▶ _Your instructions_
Each record is to be printed again precisely as it reads.

Data excerpts
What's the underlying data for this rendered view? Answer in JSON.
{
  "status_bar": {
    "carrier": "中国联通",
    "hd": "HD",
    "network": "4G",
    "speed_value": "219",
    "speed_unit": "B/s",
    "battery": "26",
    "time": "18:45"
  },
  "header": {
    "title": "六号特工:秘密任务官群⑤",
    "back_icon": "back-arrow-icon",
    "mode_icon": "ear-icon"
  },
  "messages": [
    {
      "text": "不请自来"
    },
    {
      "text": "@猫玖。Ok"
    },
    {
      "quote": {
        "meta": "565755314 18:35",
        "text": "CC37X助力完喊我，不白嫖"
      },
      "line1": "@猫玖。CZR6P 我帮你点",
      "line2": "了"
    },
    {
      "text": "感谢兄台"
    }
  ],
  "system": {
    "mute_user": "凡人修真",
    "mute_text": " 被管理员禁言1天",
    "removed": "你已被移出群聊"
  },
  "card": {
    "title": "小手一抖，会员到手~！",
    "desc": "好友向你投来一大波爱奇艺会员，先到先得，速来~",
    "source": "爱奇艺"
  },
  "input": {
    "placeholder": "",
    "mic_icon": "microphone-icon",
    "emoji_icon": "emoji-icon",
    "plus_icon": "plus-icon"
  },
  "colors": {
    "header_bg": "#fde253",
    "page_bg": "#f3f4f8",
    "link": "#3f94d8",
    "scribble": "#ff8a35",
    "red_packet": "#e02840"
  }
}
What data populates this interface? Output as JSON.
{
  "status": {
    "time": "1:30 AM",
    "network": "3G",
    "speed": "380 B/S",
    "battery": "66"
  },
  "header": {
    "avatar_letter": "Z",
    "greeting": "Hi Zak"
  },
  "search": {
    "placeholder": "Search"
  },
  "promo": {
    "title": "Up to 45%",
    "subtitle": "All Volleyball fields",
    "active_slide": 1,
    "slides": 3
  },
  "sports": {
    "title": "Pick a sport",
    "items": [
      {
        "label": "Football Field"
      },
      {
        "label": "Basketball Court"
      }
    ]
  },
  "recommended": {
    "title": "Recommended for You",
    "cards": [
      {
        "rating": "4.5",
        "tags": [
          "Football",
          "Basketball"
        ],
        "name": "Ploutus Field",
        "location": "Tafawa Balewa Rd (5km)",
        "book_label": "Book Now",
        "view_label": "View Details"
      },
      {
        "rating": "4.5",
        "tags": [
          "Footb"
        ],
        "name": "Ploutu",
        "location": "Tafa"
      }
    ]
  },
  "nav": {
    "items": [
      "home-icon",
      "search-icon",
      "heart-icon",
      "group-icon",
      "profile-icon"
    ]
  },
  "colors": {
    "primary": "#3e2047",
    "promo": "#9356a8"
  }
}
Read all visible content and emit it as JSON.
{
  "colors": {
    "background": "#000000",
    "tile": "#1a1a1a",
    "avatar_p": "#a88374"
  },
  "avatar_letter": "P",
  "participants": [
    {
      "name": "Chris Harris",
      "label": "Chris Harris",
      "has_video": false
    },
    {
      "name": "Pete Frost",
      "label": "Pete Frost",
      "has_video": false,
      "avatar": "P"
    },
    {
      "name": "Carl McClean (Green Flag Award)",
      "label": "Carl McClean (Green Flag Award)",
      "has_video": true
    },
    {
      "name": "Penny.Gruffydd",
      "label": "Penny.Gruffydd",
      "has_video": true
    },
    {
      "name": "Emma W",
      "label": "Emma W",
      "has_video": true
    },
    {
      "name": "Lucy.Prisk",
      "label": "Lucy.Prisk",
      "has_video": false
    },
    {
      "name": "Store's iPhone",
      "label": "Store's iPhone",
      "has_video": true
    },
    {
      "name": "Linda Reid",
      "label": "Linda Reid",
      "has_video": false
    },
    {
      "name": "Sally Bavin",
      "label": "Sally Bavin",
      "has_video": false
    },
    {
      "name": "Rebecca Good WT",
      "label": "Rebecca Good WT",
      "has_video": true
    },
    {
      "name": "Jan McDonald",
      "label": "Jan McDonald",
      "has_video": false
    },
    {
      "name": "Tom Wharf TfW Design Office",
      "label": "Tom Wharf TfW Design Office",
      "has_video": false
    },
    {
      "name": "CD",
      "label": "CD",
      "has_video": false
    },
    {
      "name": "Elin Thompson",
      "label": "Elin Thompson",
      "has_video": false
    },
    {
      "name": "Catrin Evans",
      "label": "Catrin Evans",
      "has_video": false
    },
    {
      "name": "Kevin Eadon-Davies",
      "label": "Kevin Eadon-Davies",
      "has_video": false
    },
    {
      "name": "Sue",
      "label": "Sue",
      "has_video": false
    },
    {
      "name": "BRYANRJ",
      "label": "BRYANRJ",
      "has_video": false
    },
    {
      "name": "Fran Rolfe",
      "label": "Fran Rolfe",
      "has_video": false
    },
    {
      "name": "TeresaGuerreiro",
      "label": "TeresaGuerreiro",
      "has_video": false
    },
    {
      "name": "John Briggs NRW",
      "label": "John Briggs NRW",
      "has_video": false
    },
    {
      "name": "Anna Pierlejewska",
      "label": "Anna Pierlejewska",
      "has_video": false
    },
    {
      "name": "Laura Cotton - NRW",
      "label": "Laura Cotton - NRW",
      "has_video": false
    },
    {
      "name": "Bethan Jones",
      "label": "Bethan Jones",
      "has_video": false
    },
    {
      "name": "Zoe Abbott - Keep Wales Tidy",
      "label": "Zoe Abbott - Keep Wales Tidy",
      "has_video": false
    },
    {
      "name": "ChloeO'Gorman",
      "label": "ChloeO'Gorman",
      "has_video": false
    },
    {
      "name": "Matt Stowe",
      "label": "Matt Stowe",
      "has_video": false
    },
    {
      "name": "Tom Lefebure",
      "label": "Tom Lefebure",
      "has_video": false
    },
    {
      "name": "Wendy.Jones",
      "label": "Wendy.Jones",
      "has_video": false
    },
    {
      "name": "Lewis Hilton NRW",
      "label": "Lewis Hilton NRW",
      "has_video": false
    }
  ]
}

▶ _Response_
What's the underlying data for this rendered view? Answer in JSON.
{
  "status_bar": {
    "carrier": "中国联通",
    "hd": "HD",
    "network": "4G",
    "speed_value": "219",
    "speed_unit": "B/s",
    "battery": "26",
    "time": "18:45"
  },
  "header": {
    "title": "六号特工:秘密任务官群⑤",
    "back_icon": "back-arrow-icon",
    "mode_icon": "ear-icon"
  },
  "messages": [
    {
      "text": "不请自来"
    },
    {
      "text": "@猫玖。Ok"
    },
    {
      "quote": {
        "meta": "565755314 18:35",
        "text": "CC37X助力完喊我，不白嫖"
      },
      "line1": "@猫玖。CZR6P 我帮你点",
      "line2": "了"
    },
    {
      "text": "感谢兄台"
    }
  ],
  "system": {
    "mute_user": "凡人修真",
    "mute_text": " 被管理员禁言1天",
    "removed": "你已被移出群聊"
  },
  "card": {
    "title": "小手一抖，会员到手~！",
    "desc": "好友向你投来一大波爱奇艺会员，先到先得，速来~",
    "source": "爱奇艺"
  },
  "input": {
    "placeholder": "",
    "mic_icon": "microphone-icon",
    "emoji_icon": "emoji-icon",
    "plus_icon": "plus-icon"
  },
  "colors": {
    "header_bg": "#fde253",
    "page_bg": "#f3f4f8",
    "link": "#3f94d8",
    "scribble": "#ff8a35",
    "red_packet": "#e02840"
  }
}
What data populates this interface? Output as JSON.
{
  "status": {
    "time": "1:30 AM",
    "network": "3G",
    "speed": "380 B/S",
    "battery": "66"
  },
  "header": {
    "avatar_letter": "Z",
    "greeting": "Hi Zak"
  },
  "search": {
    "placeholder": "Search"
  },
  "promo": {
    "title": "Up to 45%",
    "subtitle": "All Volleyball fields",
    "active_slide": 1,
    "slides": 3
  },
  "sports": {
    "title": "Pick a sport",
    "items": [
      {
        "label": "Football Field"
      },
      {
        "label": "Basketball Court"
      }
    ]
  },
  "recommended": {
    "title": "Recommended for You",
    "cards": [
      {
        "rating": "4.5",
        "tags": [
          "Football",
          "Basketball"
        ],
        "name": "Ploutus Field",
        "location": "Tafawa Balewa Rd (5km)",
        "book_label": "Book Now",
        "view_label": "View Details"
      },
      {
        "rating": "4.5",
        "tags": [
          "Footb"
        ],
        "name": "Ploutu",
        "location": "Tafa"
      }
    ]
  },
  "nav": {
    "items": [
      "home-icon",
      "search-icon",
      "heart-icon",
      "group-icon",
      "profile-icon"
    ]
  },
  "colors": {
    "primary": "#3e2047",
    "promo": "#9356a8"
  }
}
Read all visible content and emit it as JSON.
{
  "colors": {
    "background": "#000000",
    "tile": "#1a1a1a",
    "avatar_p": "#a88374"
  },
  "avatar_letter": "P",
  "participants": [
    {
      "name": "Chris Harris",
      "label": "Chris Harris",
      "has_video": false
    },
    {
      "name": "Pete Frost",
      "label": "Pete Frost",
      "has_video": false,
      "avatar": "P"
    },
    {
      "name": "Carl McClean (Green Flag Award)",
      "label": "Carl McClean (Green Flag Award)",
      "has_video": true
    },
    {
      "name": "Penny.Gruffydd",
      "label": "Penny.Gruffydd",
      "has_video": true
    },
    {
      "name": "Emma W",
      "label": "Emma W",
      "has_video": true
    },
    {
      "name": "Lucy.Prisk",
      "label": "Lucy.Prisk",
      "has_video": false
    },
    {
      "name": "Store's iPhone",
      "label": "Store's iPhone",
      "has_video": true
    },
    {
      "name": "Linda Reid",
      "label": "Linda Reid",
      "has_video": false
    },
    {
      "name": "Sally Bavin",
      "label": "Sally Bavin",
      "has_video": false
    },
    {
      "name": "Rebecca Good WT",
      "label": "Rebecca Good WT",
      "has_video": true
    },
    {
      "name": "Jan McDonald",
      "label": "Jan McDonald",
      "has_video": false
    },
    {
      "name": "Tom Wharf TfW Design Office",
      "label": "Tom Wharf TfW Design Office",
      "has_video": false
    },
    {
      "name": "CD",
      "label": "CD",
      "has_video": false
    },
    {
      "name": "Elin Thompson",
      "label": "Elin Thompson",
      "has_video": false
    },
    {
      "name": "Catrin Evans",
      "label": "Catrin Evans",
      "has_video": false
    },
    {
      "name": "Kevin Eadon-Davies",
      "label": "Kevin Eadon-Davies",
      "has_video": false
    },
    {
      "name": "Sue",
      "label": "Sue",
      "has_video": false
    },
    {
      "name": "BRYANRJ",
      "label": "BRYANRJ",
      "has_video": false
    },
    {
      "name": "Fran Rolfe",
      "label": "Fran Rolfe",
      "has_video": false
    },
    {
      "name": "TeresaGuerreiro",
      "label": "TeresaGuerreiro",
      "has_video": false
    },
    {
      "name": "John Briggs NRW",
      "label": "John Briggs NRW",
      "has_video": false
    },
    {
      "name": "Anna Pierlejewska",
      "label": "Anna Pierlejewska",
      "has_video": false
    },
    {
      "name": "Laura Cotton - NRW",
      "label": "Laura Cotton - NRW",
      "has_video": false
    },
    {
      "name": "Bethan Jones",
      "label": "Bethan Jones",
      "has_video": false
    },
    {
      "name": "Zoe Abbott - Keep Wales Tidy",
      "label": "Zoe Abbott - Keep Wales Tidy",
      "has_video": false
    },
    {
      "name": "ChloeO'Gorman",
      "label": "ChloeO'Gorman",
      "has_video": false
    },
    {
      "name": "Matt Stowe",
      "label": "Matt Stowe",
      "has_video": false
    },
    {
      "name": "Tom Lefebure",
      "label": "Tom Lefebure",
      "has_video": false
    },
    {
      "name": "Wendy.Jones",
      "label": "Wendy.Jones",
      "has_video": false
    },
    {
      "name": "Lewis Hilton NRW",
      "label": "Lewis Hilton NRW",
      "has_video": false
    }
  ]
}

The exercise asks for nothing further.